(Entries taken from a collection)
══════════════════════════════

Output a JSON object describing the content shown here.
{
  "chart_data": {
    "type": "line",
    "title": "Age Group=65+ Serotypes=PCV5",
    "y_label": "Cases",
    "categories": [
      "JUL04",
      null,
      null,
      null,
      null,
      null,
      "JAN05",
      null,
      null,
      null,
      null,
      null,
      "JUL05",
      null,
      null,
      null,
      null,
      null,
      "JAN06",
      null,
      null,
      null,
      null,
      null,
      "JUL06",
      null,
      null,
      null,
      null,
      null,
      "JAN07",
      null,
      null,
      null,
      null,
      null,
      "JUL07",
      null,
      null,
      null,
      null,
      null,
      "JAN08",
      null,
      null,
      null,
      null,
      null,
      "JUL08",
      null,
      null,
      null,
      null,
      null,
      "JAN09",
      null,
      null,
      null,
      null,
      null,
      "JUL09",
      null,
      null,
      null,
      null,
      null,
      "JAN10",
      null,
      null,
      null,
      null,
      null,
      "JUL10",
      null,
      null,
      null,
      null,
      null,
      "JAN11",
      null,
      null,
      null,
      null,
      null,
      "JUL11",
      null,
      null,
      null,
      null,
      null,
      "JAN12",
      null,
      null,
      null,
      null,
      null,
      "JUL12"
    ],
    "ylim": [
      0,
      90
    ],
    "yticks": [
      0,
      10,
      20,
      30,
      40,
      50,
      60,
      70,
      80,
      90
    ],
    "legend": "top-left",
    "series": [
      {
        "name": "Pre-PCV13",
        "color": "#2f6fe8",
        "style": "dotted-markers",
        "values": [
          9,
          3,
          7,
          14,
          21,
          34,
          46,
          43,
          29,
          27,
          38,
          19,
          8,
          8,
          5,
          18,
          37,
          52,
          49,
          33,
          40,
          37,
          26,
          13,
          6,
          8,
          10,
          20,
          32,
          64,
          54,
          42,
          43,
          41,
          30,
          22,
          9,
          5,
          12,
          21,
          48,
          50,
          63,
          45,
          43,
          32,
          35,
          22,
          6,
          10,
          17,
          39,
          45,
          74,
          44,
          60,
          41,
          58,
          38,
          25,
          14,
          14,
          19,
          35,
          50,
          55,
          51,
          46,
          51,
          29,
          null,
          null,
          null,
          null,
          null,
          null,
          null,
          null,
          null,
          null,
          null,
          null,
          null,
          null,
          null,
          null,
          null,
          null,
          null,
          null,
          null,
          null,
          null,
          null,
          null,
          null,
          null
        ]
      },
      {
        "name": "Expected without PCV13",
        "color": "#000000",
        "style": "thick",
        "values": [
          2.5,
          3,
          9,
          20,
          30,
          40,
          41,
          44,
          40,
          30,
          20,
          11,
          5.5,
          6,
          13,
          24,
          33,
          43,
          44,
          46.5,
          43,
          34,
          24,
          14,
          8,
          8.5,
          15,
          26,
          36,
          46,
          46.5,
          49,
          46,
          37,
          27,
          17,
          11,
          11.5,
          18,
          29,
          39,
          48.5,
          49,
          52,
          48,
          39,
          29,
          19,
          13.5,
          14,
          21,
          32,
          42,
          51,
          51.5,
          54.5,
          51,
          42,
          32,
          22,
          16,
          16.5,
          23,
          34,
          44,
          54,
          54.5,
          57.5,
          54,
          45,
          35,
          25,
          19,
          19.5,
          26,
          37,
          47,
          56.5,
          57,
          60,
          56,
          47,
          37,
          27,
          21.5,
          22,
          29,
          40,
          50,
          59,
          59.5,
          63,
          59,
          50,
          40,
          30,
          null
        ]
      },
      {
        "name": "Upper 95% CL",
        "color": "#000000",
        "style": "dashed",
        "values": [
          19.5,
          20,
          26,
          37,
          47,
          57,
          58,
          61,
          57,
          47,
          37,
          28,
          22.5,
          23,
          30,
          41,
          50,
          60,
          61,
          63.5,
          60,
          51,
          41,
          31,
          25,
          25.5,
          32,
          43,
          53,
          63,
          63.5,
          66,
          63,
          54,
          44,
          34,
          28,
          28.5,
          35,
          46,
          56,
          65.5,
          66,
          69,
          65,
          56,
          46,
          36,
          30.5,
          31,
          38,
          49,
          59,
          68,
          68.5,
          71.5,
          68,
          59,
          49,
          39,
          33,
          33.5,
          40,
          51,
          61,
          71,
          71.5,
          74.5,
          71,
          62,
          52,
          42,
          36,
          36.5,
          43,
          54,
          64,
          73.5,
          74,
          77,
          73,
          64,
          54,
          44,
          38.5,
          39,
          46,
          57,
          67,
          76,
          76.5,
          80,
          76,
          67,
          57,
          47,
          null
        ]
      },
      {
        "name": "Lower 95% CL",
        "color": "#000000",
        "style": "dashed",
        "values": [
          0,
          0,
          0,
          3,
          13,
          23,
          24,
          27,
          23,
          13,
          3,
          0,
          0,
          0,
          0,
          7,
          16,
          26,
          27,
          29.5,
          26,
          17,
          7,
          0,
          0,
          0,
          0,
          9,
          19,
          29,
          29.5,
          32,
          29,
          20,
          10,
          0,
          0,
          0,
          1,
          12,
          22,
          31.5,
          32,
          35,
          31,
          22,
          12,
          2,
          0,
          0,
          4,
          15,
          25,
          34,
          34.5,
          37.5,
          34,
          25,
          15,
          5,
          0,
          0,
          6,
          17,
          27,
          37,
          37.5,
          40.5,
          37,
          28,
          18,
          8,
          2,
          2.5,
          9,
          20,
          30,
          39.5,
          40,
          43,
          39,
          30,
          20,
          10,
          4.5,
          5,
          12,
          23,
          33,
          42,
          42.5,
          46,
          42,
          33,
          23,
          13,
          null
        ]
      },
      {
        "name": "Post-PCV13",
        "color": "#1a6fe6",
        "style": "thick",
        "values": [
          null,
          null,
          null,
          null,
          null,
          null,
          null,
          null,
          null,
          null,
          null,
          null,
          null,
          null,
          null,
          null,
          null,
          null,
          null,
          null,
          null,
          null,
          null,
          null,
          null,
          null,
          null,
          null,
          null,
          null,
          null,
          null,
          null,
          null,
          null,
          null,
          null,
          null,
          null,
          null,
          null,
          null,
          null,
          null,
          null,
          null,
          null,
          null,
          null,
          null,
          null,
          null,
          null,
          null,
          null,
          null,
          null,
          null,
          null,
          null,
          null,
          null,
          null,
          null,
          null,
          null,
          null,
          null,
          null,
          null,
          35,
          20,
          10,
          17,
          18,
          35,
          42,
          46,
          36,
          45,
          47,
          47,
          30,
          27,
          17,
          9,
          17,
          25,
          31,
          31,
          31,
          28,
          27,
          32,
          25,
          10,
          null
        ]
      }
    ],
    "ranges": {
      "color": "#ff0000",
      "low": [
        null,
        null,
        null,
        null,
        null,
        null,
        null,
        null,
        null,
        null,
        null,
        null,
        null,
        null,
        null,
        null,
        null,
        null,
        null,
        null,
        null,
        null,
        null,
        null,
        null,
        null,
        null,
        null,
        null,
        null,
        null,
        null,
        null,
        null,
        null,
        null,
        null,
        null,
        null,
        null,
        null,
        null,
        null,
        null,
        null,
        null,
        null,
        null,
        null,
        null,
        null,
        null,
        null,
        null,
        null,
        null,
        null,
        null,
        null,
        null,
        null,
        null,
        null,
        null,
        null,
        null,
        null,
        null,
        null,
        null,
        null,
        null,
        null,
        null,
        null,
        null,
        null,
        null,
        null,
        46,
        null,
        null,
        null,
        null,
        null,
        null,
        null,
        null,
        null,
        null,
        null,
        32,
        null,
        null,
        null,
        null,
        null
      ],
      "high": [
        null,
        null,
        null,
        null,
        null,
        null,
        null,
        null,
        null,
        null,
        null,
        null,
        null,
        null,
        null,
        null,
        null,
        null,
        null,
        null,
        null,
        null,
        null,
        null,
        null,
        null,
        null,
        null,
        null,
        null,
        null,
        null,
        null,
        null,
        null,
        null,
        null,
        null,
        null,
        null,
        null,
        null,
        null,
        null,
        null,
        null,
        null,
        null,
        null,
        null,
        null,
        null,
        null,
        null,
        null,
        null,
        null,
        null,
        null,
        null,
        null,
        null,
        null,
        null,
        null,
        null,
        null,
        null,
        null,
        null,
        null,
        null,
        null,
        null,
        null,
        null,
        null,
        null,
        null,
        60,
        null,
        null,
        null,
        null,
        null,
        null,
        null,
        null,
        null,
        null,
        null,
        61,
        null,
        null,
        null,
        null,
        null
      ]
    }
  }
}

══════════════════════════════

* _Given request_
Search the entries for "name" and copy out each line that has it.

* _Exercise answer_
        "name": "Pre-PCV13",
        "name": "Expected without PCV13",
        "name": "Upper 95% CL",
        "name": "Lower 95% CL",
        "name": "Post-PCV13",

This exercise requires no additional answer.